▸ **Work to do**: Keep only the lines that hold the string "title", filtering out the rest of the entries below.

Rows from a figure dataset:

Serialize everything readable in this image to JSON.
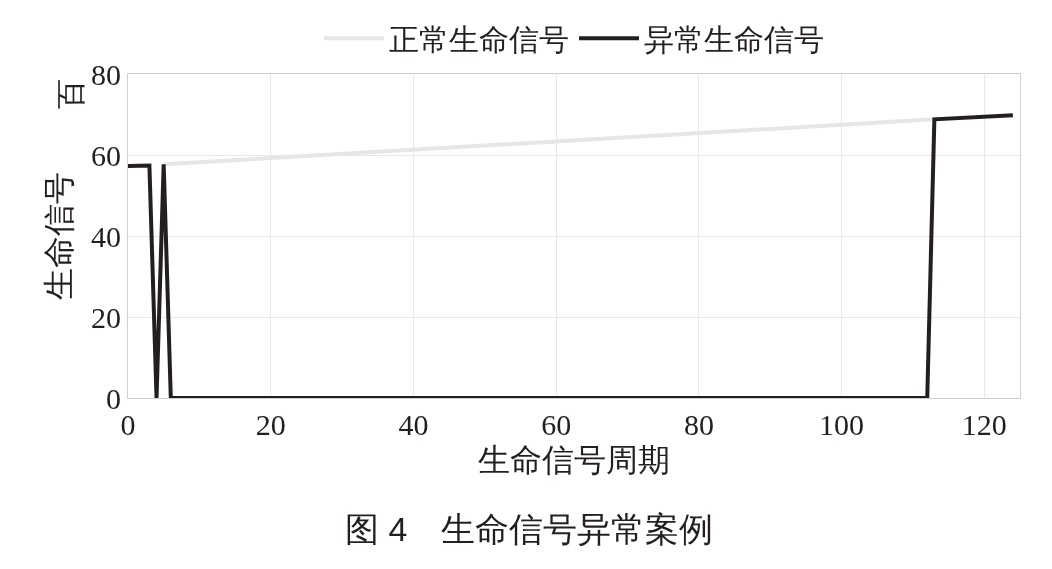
{
  "chart_data": {
    "type": "line",
    "xlabel": "生命信号周期",
    "ylabel": "生命信号",
    "annotations": [
      "百",
      "图 4　生命信号异常案例"
    ],
    "series": [
      {
        "name": "正常生命信号",
        "color": "#e6e6e6",
        "x": [
          5,
          113
        ],
        "values": [
          57.7,
          68.8
        ]
      },
      {
        "name": "异常生命信号",
        "color": "#231f20",
        "x": [
          0,
          3,
          4,
          5,
          6,
          112,
          113,
          124
        ],
        "values": [
          57.3,
          57.4,
          0,
          57.7,
          0,
          0,
          68.8,
          69.8
        ]
      }
    ],
    "xlim": [
      0,
      125
    ],
    "xticks": [
      0,
      20,
      40,
      60,
      80,
      100,
      120
    ],
    "ylim": [
      0,
      80
    ],
    "yticks": [
      0,
      20,
      40,
      60,
      80
    ],
    "grid": true,
    "legend": "top",
    "marker": "none",
    "line_style": "solid"
  }
}
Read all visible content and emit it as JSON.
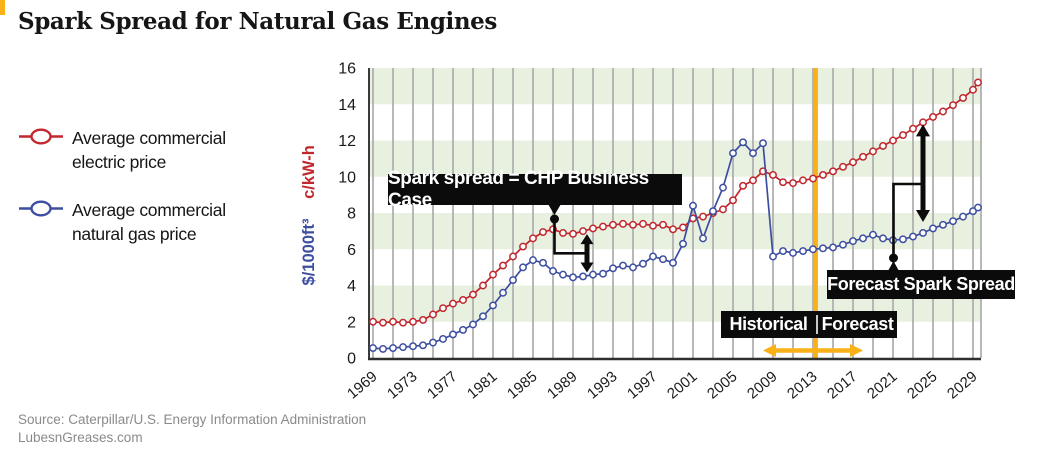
{
  "title": "Spark Spread for Natural Gas Engines",
  "source": {
    "line1": "Source: Caterpillar/U.S. Energy Information Administration",
    "line2": "LubesnGreases.com"
  },
  "legend": {
    "items": [
      {
        "name": "electric",
        "line1": "Average commercial",
        "line2": "electric price",
        "color": "#C1272D"
      },
      {
        "name": "gas",
        "line1": "Average commercial",
        "line2": "natural gas price",
        "color": "#3D4EA1"
      }
    ]
  },
  "annotations": {
    "spark_spread_label": "Spark spread = CHP Business Case",
    "forecast_spread_label": "Forecast Spark Spread",
    "historical_label": "Historical",
    "forecast_label": "Forecast",
    "divider_year": 2013,
    "historic_spread_arrow_year": 1990,
    "forecast_spread_arrow_year": 2024,
    "timeline_arrow_years": [
      2008,
      2018
    ],
    "accent_color": "#F9B117",
    "annotation_bg": "#0B0B0B"
  },
  "chart_data": {
    "type": "line",
    "title": "Spark Spread for Natural Gas Engines",
    "ylabel_electric": "c/kW-h",
    "ylabel_gas": "$/1000ft³",
    "ylim": [
      0,
      16
    ],
    "yticks": [
      0,
      2,
      4,
      6,
      8,
      10,
      12,
      14,
      16
    ],
    "xticks": [
      1969,
      1973,
      1977,
      1981,
      1985,
      1989,
      1993,
      1997,
      2001,
      2005,
      2009,
      2013,
      2017,
      2021,
      2025,
      2029
    ],
    "gridline_step": 2,
    "grid_color": "#B0B0B0",
    "band_ranges": [
      [
        2,
        4
      ],
      [
        6,
        8
      ],
      [
        10,
        12
      ],
      [
        14,
        16
      ]
    ],
    "band_color": "#E8F0DF",
    "axis_color": "#3A3A3A",
    "tick_label_color": "#1A1A1A",
    "x": [
      1969,
      1970,
      1971,
      1972,
      1973,
      1974,
      1975,
      1976,
      1977,
      1978,
      1979,
      1980,
      1981,
      1982,
      1983,
      1984,
      1985,
      1986,
      1987,
      1988,
      1989,
      1990,
      1991,
      1992,
      1993,
      1994,
      1995,
      1996,
      1997,
      1998,
      1999,
      2000,
      2001,
      2002,
      2003,
      2004,
      2005,
      2006,
      2007,
      2008,
      2009,
      2010,
      2011,
      2012,
      2013,
      2014,
      2015,
      2016,
      2017,
      2018,
      2019,
      2020,
      2021,
      2022,
      2023,
      2024,
      2025,
      2026,
      2027,
      2028,
      2029,
      2030
    ],
    "series": [
      {
        "name": "Average commercial electric price",
        "unit": "c/kW-h",
        "color": "#C1272D",
        "values": [
          2.0,
          1.95,
          2.0,
          1.95,
          2.0,
          2.1,
          2.4,
          2.75,
          3.0,
          3.2,
          3.5,
          4.0,
          4.6,
          5.1,
          5.6,
          6.15,
          6.6,
          6.95,
          7.1,
          6.9,
          6.85,
          7.0,
          7.15,
          7.25,
          7.35,
          7.4,
          7.35,
          7.4,
          7.3,
          7.35,
          7.1,
          7.2,
          7.7,
          7.8,
          8.0,
          8.2,
          8.7,
          9.5,
          9.8,
          10.3,
          10.1,
          9.7,
          9.65,
          9.8,
          9.9,
          10.1,
          10.3,
          10.55,
          10.8,
          11.1,
          11.4,
          11.7,
          12.0,
          12.3,
          12.65,
          13.0,
          13.3,
          13.6,
          13.95,
          14.35,
          14.8,
          15.2
        ]
      },
      {
        "name": "Average commercial natural gas price",
        "unit": "$/1000ft³",
        "color": "#3D4EA1",
        "values": [
          0.55,
          0.5,
          0.55,
          0.6,
          0.65,
          0.7,
          0.85,
          1.05,
          1.3,
          1.55,
          1.85,
          2.3,
          2.9,
          3.6,
          4.3,
          5.0,
          5.4,
          5.25,
          4.8,
          4.6,
          4.45,
          4.5,
          4.6,
          4.65,
          4.95,
          5.1,
          5.0,
          5.2,
          5.6,
          5.45,
          5.25,
          6.3,
          8.4,
          6.6,
          8.1,
          9.4,
          11.3,
          11.9,
          11.3,
          11.85,
          5.6,
          5.9,
          5.8,
          5.9,
          6.0,
          6.05,
          6.1,
          6.25,
          6.45,
          6.6,
          6.8,
          6.6,
          6.5,
          6.55,
          6.7,
          6.9,
          7.15,
          7.35,
          7.55,
          7.8,
          8.1,
          8.3
        ]
      }
    ]
  }
}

▸ **The completed task**:
  "title": "Spark Spread for Natural Gas Engines",
    "title": "Spark Spread for Natural Gas Engines",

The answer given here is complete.